● **YOUR OBJECTIVE**
Reproduce every entry below precisely; do not include the pictures.

● **DATA PROVIDED**
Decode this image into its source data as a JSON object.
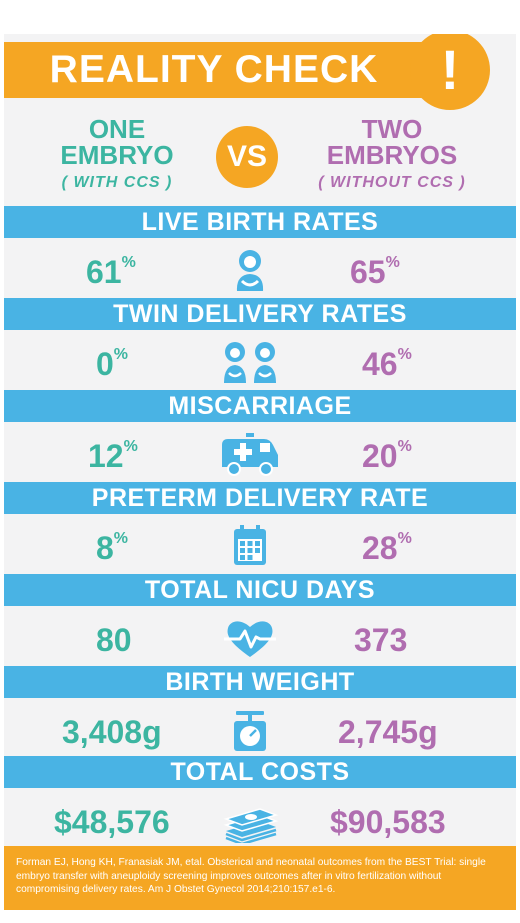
{
  "title": "REALITY CHECK",
  "alert_symbol": "!",
  "left": {
    "name": "ONE\nEMBRYO",
    "sub": "( WITH CCS )"
  },
  "vs": "VS",
  "right": {
    "name": "TWO\nEMBRYOS",
    "sub": "( WITHOUT CCS )"
  },
  "sections": [
    {
      "label": "LIVE BIRTH RATES",
      "left": "61",
      "left_unit": "%",
      "right": "65",
      "right_unit": "%",
      "icon": "baby-icon"
    },
    {
      "label": "TWIN DELIVERY RATES",
      "left": "0",
      "left_unit": "%",
      "right": "46",
      "right_unit": "%",
      "icon": "twin-babies-icon"
    },
    {
      "label": "MISCARRIAGE",
      "left": "12",
      "left_unit": "%",
      "right": "20",
      "right_unit": "%",
      "icon": "ambulance-icon"
    },
    {
      "label": "PRETERM DELIVERY RATE",
      "left": "8",
      "left_unit": "%",
      "right": "28",
      "right_unit": "%",
      "icon": "calendar-icon"
    },
    {
      "label": "TOTAL NICU DAYS",
      "left": "80",
      "left_unit": "",
      "right": "373",
      "right_unit": "",
      "icon": "heartbeat-icon"
    },
    {
      "label": "BIRTH WEIGHT",
      "left": "3,408g",
      "left_unit": "",
      "right": "2,745g",
      "right_unit": "",
      "icon": "scale-icon"
    },
    {
      "label": "TOTAL COSTS",
      "left": "$48,576",
      "left_unit": "",
      "right": "$90,583",
      "right_unit": "",
      "icon": "money-stack-icon"
    }
  ],
  "footer": "Forman EJ, Hong KH, Franasiak JM, etal. Obsterical and neonatal outcomes from the BEST Trial: single embryo transfer with aneuploidy screening improves outcomes after in vitro fertilization without compromising delivery rates. Am J Obstet Gynecol 2014;210:157.e1-6.",
  "colors": {
    "orange": "#f5a623",
    "blue": "#49b3e4",
    "teal": "#3cb5a1",
    "purple": "#b06db0",
    "background": "#f3f3f4"
  }
}
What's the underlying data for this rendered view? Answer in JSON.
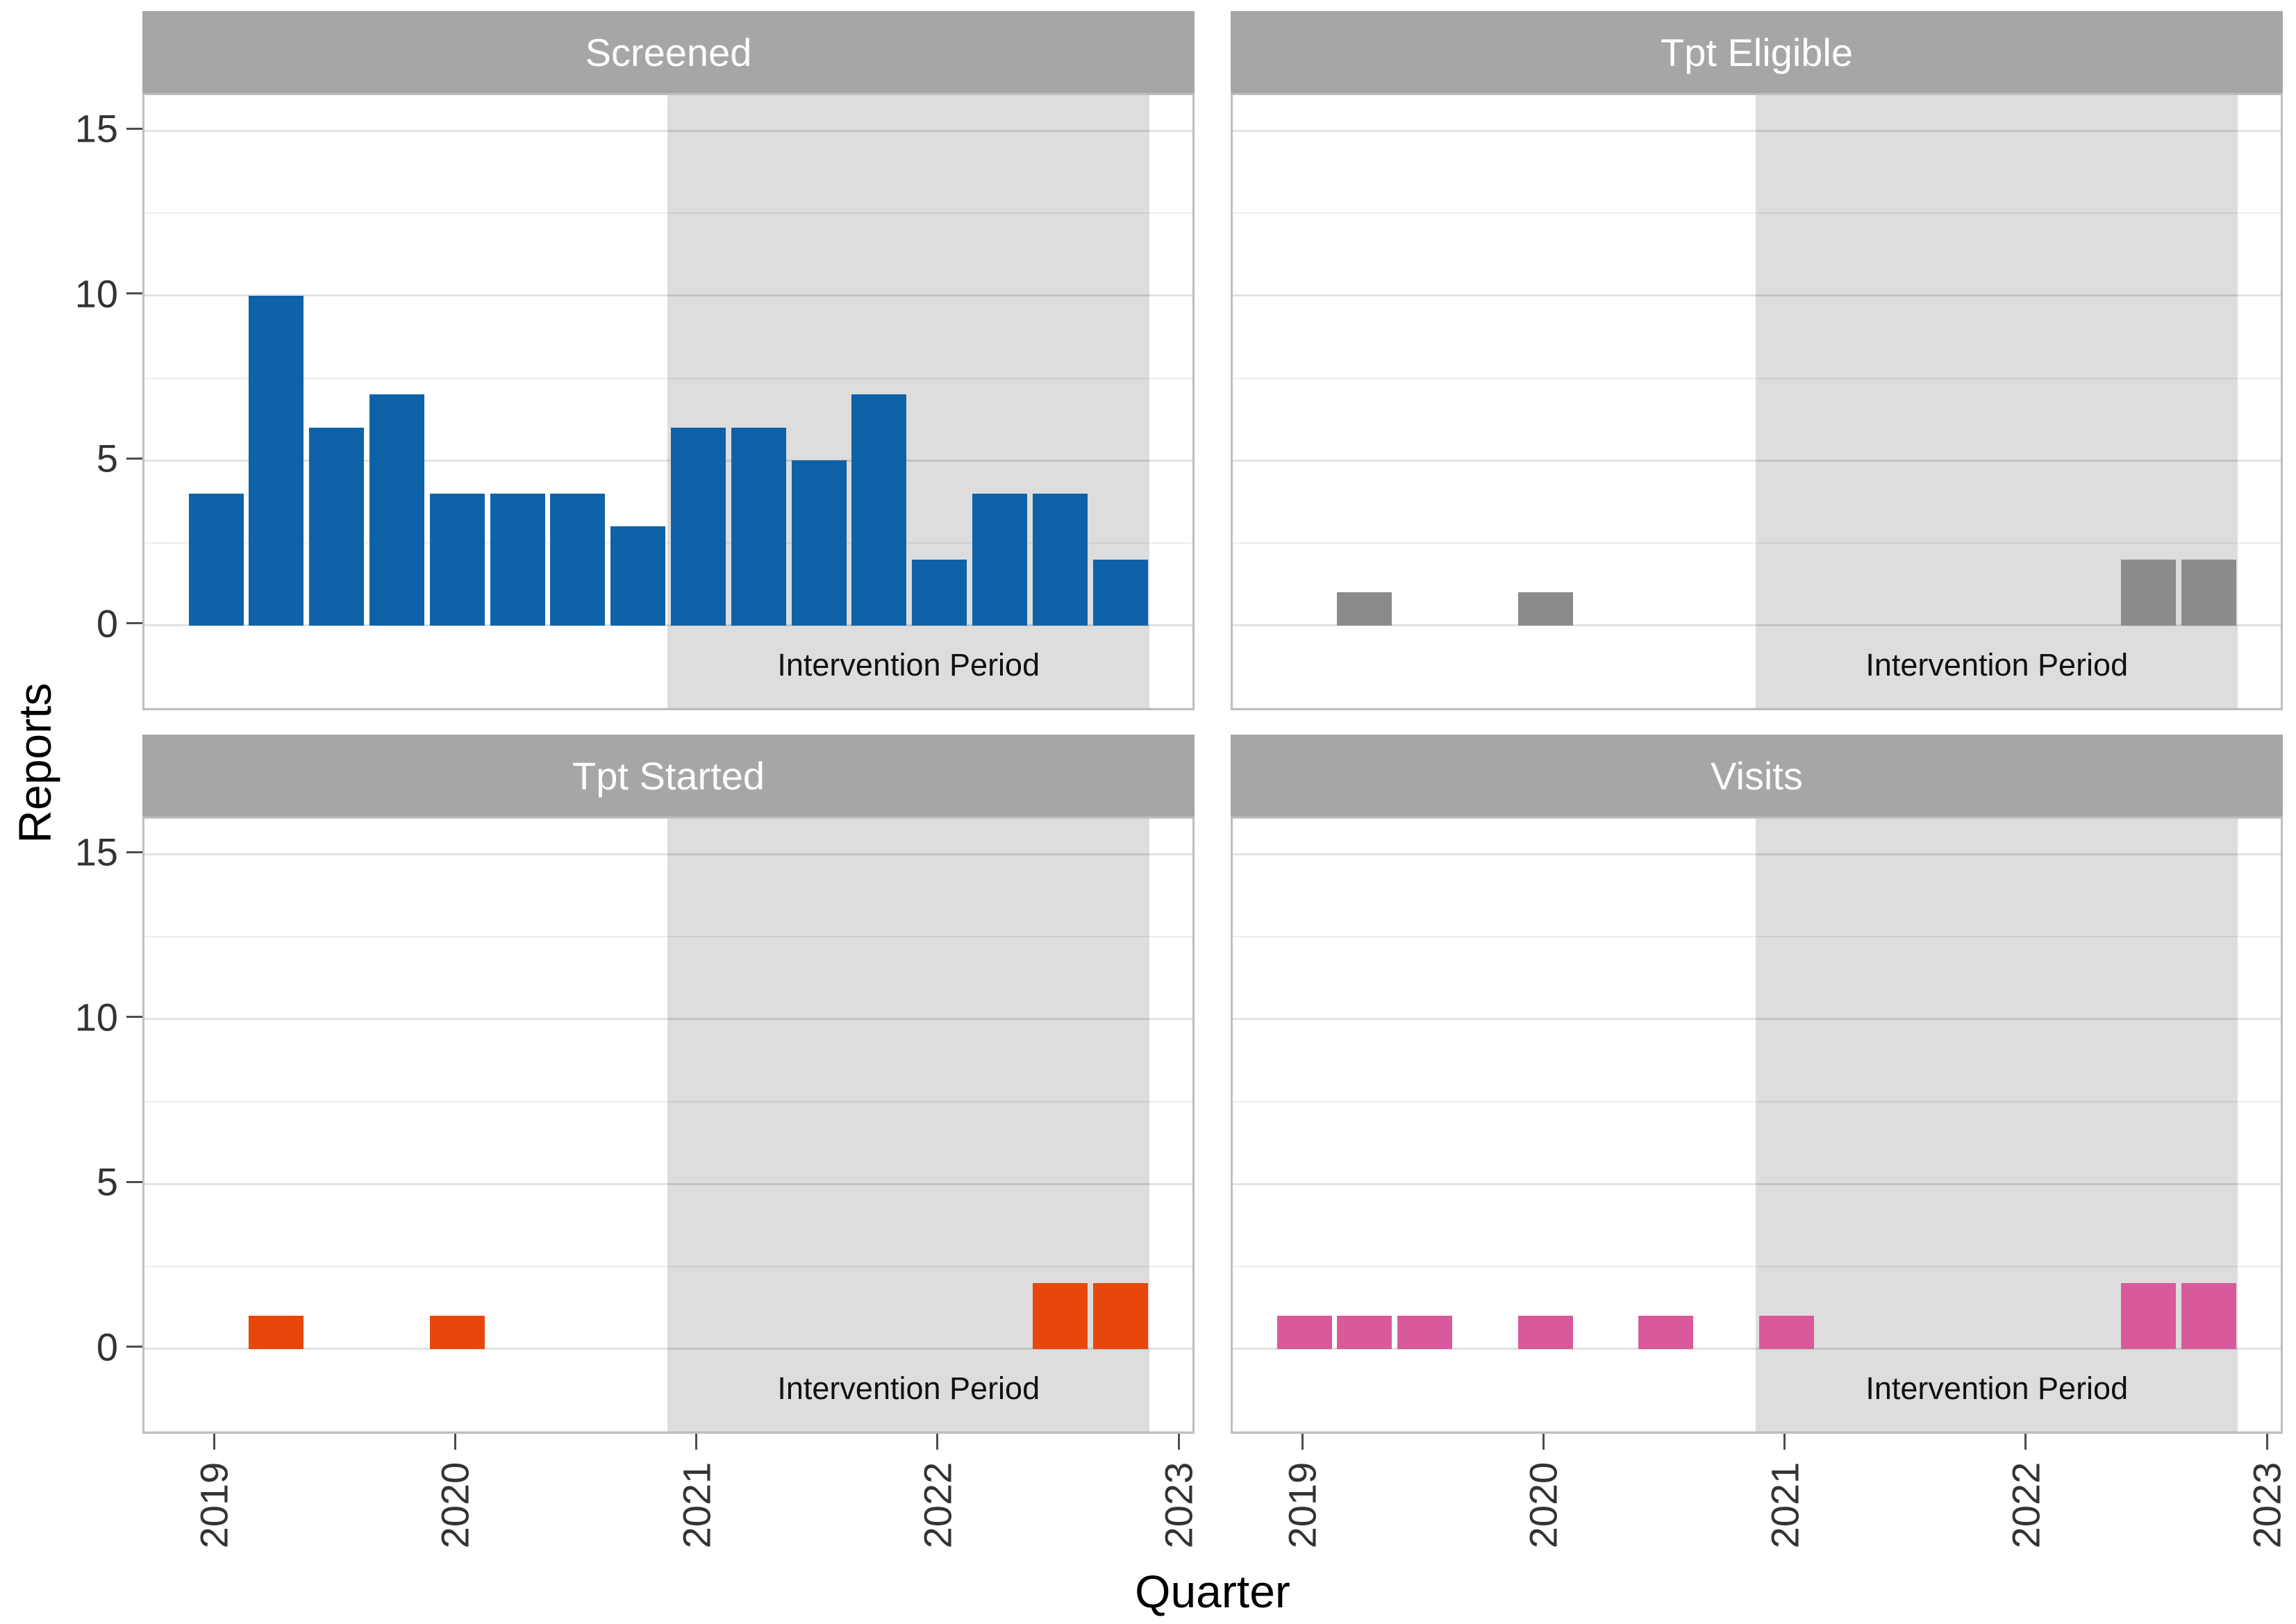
{
  "chart_data": {
    "type": "bar",
    "title": "",
    "xlabel": "Quarter",
    "ylabel": "Reports",
    "categories": [
      "2019 Q1",
      "2019 Q2",
      "2019 Q3",
      "2019 Q4",
      "2020 Q1",
      "2020 Q2",
      "2020 Q3",
      "2020 Q4",
      "2021 Q1",
      "2021 Q2",
      "2021 Q3",
      "2021 Q4",
      "2022 Q1",
      "2022 Q2",
      "2022 Q3",
      "2022 Q4"
    ],
    "x_tick_labels": [
      "2019",
      "2020",
      "2021",
      "2022",
      "2023"
    ],
    "y_tick_labels": [
      "0",
      "5",
      "10",
      "15"
    ],
    "y_tick_values": [
      0,
      5,
      10,
      15
    ],
    "y_minor_gridlines": [
      -2.5,
      2.5,
      7.5,
      12.5
    ],
    "ylim": [
      0,
      15
    ],
    "grid": true,
    "legend_position": "none",
    "facets": [
      {
        "label": "Screened",
        "color": "#0E62A8",
        "values": [
          4,
          10,
          6,
          7,
          4,
          4,
          4,
          3,
          6,
          6,
          5,
          7,
          2,
          4,
          4,
          2
        ]
      },
      {
        "label": "Tpt Eligible",
        "color": "#8B8B8B",
        "values": [
          0,
          1,
          0,
          0,
          1,
          0,
          0,
          0,
          0,
          0,
          0,
          0,
          0,
          0,
          2,
          2
        ]
      },
      {
        "label": "Tpt Started",
        "color": "#E8470C",
        "values": [
          0,
          1,
          0,
          0,
          1,
          0,
          0,
          0,
          0,
          0,
          0,
          0,
          0,
          0,
          2,
          2
        ]
      },
      {
        "label": "Visits",
        "color": "#D85A9C",
        "values": [
          1,
          1,
          1,
          0,
          1,
          0,
          1,
          0,
          1,
          0,
          0,
          0,
          0,
          0,
          2,
          2
        ]
      }
    ],
    "annotation": {
      "label": "Intervention Period",
      "start": "2020-11-15",
      "end": "2022-11-15"
    },
    "colors": {
      "strip_bg": "#A6A6A6",
      "strip_text": "#FFFFFF",
      "shade": "rgba(0,0,0,0.135)",
      "panel_border": "#BEBEBE",
      "grid_major": "#E2E2E2",
      "grid_minor": "#EDEDED",
      "tick_mark": "#4D4D4D",
      "tick_label": "#333333",
      "axis_title": "#000000",
      "annotation_text": "#111111"
    }
  }
}
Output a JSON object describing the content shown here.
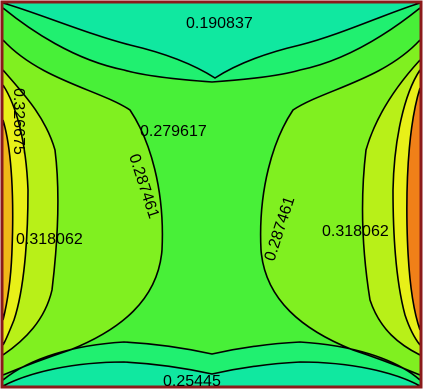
{
  "chart_data": {
    "type": "contour",
    "title": "",
    "xlabel": "",
    "ylabel": "",
    "colors": {
      "frame": "#8b1a1a",
      "level_1": "#10e8a0",
      "level_2": "#20f070",
      "level_3": "#48f038",
      "level_4": "#80f020",
      "level_5": "#b8f018",
      "level_6": "#e8f018",
      "level_7": "#f0b818",
      "level_8": "#f08018",
      "contour_line": "#000000"
    },
    "contour_labels": [
      {
        "text": "0.190837",
        "position": "top-center"
      },
      {
        "text": "0.279617",
        "position": "center"
      },
      {
        "text": "0.287461",
        "position": "center-left",
        "rotation": "steep-down"
      },
      {
        "text": "0.287461",
        "position": "center-right",
        "rotation": "steep-up"
      },
      {
        "text": "0.318062",
        "position": "left"
      },
      {
        "text": "0.318062",
        "position": "right"
      },
      {
        "text": "0.25445",
        "position": "bottom-center"
      },
      {
        "text": "0.326675",
        "position": "left-edge",
        "rotation": "vertical"
      }
    ]
  }
}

● **ANSWER TO THIS PROBLEM**
Decode this image into its source data as a JSON object.
{
  "title": "REALITY CHECK",
  "alert_symbol": "!",
  "left": {
    "name": "ONE\nEMBRYO",
    "sub": "( WITH CCS )"
  },
  "vs": "VS",
  "right": {
    "name": "TWO\nEMBRYOS",
    "sub": "( WITHOUT CCS )"
  },
  "sections": [
    {
      "label": "LIVE BIRTH RATES",
      "left": "61",
      "left_unit": "%",
      "right": "65",
      "right_unit": "%",
      "icon": "baby-icon"
    },
    {
      "label": "TWIN DELIVERY RATES",
      "left": "0",
      "left_unit": "%",
      "right": "46",
      "right_unit": "%",
      "icon": "twin-babies-icon"
    },
    {
      "label": "MISCARRIAGE",
      "left": "12",
      "left_unit": "%",
      "right": "20",
      "right_unit": "%",
      "icon": "ambulance-icon"
    },
    {
      "label": "PRETERM DELIVERY RATE",
      "left": "8",
      "left_unit": "%",
      "right": "28",
      "right_unit": "%",
      "icon": "calendar-icon"
    },
    {
      "label": "TOTAL NICU DAYS",
      "left": "80",
      "left_unit": "",
      "right": "373",
      "right_unit": "",
      "icon": "heartbeat-icon"
    },
    {
      "label": "BIRTH WEIGHT",
      "left": "3,408g",
      "left_unit": "",
      "right": "2,745g",
      "right_unit": "",
      "icon": "scale-icon"
    },
    {
      "label": "TOTAL COSTS",
      "left": "$48,576",
      "left_unit": "",
      "right": "$90,583",
      "right_unit": "",
      "icon": "money-stack-icon"
    }
  ],
  "footer": "Forman EJ, Hong KH, Franasiak JM, etal. Obsterical and neonatal outcomes from the BEST Trial: single embryo transfer with aneuploidy screening improves outcomes after in vitro fertilization without compromising delivery rates. Am J Obstet Gynecol 2014;210:157.e1-6.",
  "colors": {
    "orange": "#f5a623",
    "blue": "#49b3e4",
    "teal": "#3cb5a1",
    "purple": "#b06db0",
    "background": "#f3f3f4"
  }
}
What's the underlying data for this rendered view? Answer in JSON.
{
  "chart_data": {
    "type": "bar",
    "title": "",
    "xlabel": "Quarter",
    "ylabel": "Reports",
    "categories": [
      "2019 Q1",
      "2019 Q2",
      "2019 Q3",
      "2019 Q4",
      "2020 Q1",
      "2020 Q2",
      "2020 Q3",
      "2020 Q4",
      "2021 Q1",
      "2021 Q2",
      "2021 Q3",
      "2021 Q4",
      "2022 Q1",
      "2022 Q2",
      "2022 Q3",
      "2022 Q4"
    ],
    "x_tick_labels": [
      "2019",
      "2020",
      "2021",
      "2022",
      "2023"
    ],
    "y_tick_labels": [
      "0",
      "5",
      "10",
      "15"
    ],
    "y_tick_values": [
      0,
      5,
      10,
      15
    ],
    "y_minor_gridlines": [
      -2.5,
      2.5,
      7.5,
      12.5
    ],
    "ylim": [
      0,
      15
    ],
    "grid": true,
    "legend_position": "none",
    "facets": [
      {
        "label": "Screened",
        "color": "#0E62A8",
        "values": [
          4,
          10,
          6,
          7,
          4,
          4,
          4,
          3,
          6,
          6,
          5,
          7,
          2,
          4,
          4,
          2
        ]
      },
      {
        "label": "Tpt Eligible",
        "color": "#8B8B8B",
        "values": [
          0,
          1,
          0,
          0,
          1,
          0,
          0,
          0,
          0,
          0,
          0,
          0,
          0,
          0,
          2,
          2
        ]
      },
      {
        "label": "Tpt Started",
        "color": "#E8470C",
        "values": [
          0,
          1,
          0,
          0,
          1,
          0,
          0,
          0,
          0,
          0,
          0,
          0,
          0,
          0,
          2,
          2
        ]
      },
      {
        "label": "Visits",
        "color": "#D85A9C",
        "values": [
          1,
          1,
          1,
          0,
          1,
          0,
          1,
          0,
          1,
          0,
          0,
          0,
          0,
          0,
          2,
          2
        ]
      }
    ],
    "annotation": {
      "label": "Intervention Period",
      "start": "2020-11-15",
      "end": "2022-11-15"
    },
    "colors": {
      "strip_bg": "#A6A6A6",
      "strip_text": "#FFFFFF",
      "shade": "rgba(0,0,0,0.135)",
      "panel_border": "#BEBEBE",
      "grid_major": "#E2E2E2",
      "grid_minor": "#EDEDED",
      "tick_mark": "#4D4D4D",
      "tick_label": "#333333",
      "axis_title": "#000000",
      "annotation_text": "#111111"
    }
  }
}
Output a JSON object describing the content shown here.
{
  "chart_data": {
    "type": "contour",
    "title": "",
    "xlabel": "",
    "ylabel": "",
    "colors": {
      "frame": "#8b1a1a",
      "level_1": "#10e8a0",
      "level_2": "#20f070",
      "level_3": "#48f038",
      "level_4": "#80f020",
      "level_5": "#b8f018",
      "level_6": "#e8f018",
      "level_7": "#f0b818",
      "level_8": "#f08018",
      "contour_line": "#000000"
    },
    "contour_labels": [
      {
        "text": "0.190837",
        "position": "top-center"
      },
      {
        "text": "0.279617",
        "position": "center"
      },
      {
        "text": "0.287461",
        "position": "center-left",
        "rotation": "steep-down"
      },
      {
        "text": "0.287461",
        "position": "center-right",
        "rotation": "steep-up"
      },
      {
        "text": "0.318062",
        "position": "left"
      },
      {
        "text": "0.318062",
        "position": "right"
      },
      {
        "text": "0.25445",
        "position": "bottom-center"
      },
      {
        "text": "0.326675",
        "position": "left-edge",
        "rotation": "vertical"
      }
    ]
  }
}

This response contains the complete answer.